Items from a figure collection:
......

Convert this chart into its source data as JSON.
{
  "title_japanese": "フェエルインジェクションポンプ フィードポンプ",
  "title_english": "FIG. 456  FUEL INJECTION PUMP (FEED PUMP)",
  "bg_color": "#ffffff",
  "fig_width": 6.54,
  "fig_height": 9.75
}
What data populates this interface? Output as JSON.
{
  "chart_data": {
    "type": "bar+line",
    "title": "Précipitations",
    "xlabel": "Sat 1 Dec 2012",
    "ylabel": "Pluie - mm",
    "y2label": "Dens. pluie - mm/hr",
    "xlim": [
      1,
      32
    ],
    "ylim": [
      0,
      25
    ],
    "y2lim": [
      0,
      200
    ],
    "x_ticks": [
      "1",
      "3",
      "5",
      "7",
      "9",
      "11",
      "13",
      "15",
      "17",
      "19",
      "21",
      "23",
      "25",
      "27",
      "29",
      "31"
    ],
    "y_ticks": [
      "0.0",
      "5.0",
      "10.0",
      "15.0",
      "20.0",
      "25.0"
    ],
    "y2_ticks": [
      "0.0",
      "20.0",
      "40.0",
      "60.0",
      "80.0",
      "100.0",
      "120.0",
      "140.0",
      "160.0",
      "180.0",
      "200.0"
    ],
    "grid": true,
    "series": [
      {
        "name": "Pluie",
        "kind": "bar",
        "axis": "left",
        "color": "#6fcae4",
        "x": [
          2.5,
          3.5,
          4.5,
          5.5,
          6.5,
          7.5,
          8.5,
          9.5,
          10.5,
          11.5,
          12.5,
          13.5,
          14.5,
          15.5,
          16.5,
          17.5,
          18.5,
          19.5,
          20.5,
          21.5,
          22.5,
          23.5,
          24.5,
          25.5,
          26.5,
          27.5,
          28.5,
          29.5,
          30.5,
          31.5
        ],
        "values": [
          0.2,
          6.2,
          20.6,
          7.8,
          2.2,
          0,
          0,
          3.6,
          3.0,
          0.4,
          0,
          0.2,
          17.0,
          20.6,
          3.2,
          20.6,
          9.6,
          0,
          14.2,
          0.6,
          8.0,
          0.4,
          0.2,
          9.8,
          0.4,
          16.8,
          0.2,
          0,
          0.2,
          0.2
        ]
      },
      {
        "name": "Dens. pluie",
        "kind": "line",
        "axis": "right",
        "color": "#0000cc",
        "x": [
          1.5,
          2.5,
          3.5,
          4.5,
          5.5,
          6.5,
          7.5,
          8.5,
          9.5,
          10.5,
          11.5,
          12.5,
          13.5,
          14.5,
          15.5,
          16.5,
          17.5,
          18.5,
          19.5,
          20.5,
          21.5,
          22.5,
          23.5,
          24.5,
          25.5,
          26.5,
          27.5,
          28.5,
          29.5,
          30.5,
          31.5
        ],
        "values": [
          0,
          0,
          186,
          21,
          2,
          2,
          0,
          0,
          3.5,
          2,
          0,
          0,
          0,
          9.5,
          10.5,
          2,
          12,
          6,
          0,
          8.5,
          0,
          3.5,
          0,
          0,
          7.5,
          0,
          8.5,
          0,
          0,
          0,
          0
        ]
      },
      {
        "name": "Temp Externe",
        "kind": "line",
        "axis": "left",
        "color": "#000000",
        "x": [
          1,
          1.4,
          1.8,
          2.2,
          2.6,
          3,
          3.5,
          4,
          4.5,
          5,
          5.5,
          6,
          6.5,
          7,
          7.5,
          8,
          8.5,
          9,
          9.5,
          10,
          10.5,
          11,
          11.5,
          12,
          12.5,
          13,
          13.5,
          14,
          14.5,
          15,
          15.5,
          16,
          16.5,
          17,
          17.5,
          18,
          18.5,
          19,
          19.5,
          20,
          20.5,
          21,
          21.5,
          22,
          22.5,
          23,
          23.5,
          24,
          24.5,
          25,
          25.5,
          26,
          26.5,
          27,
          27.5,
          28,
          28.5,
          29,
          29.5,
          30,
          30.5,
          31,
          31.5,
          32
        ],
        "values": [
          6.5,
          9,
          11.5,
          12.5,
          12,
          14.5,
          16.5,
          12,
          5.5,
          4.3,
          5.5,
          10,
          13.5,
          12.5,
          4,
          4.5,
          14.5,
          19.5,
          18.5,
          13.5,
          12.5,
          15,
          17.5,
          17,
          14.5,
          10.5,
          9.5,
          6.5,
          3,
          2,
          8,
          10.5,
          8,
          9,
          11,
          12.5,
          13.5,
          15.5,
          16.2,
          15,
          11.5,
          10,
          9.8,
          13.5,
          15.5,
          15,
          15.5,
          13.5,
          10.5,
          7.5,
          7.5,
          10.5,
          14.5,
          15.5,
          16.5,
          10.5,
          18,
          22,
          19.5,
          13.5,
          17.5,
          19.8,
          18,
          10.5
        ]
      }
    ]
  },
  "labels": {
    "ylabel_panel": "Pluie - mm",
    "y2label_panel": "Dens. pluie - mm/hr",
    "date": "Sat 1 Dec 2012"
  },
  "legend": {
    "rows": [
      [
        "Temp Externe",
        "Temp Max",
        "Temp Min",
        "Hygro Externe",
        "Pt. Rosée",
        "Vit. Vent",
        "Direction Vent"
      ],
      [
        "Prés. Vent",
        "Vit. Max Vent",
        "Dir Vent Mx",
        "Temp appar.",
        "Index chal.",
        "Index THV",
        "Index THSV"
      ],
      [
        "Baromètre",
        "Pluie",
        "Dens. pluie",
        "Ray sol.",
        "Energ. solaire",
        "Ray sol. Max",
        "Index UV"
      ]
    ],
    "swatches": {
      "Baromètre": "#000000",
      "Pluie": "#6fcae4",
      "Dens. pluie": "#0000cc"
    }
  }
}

......

### Given request
Each line in the entries above that includes the string "name" should be extracted.

### Task response
        "name": "Pluie",
        "name": "Dens. pluie",
        "name": "Temp Externe",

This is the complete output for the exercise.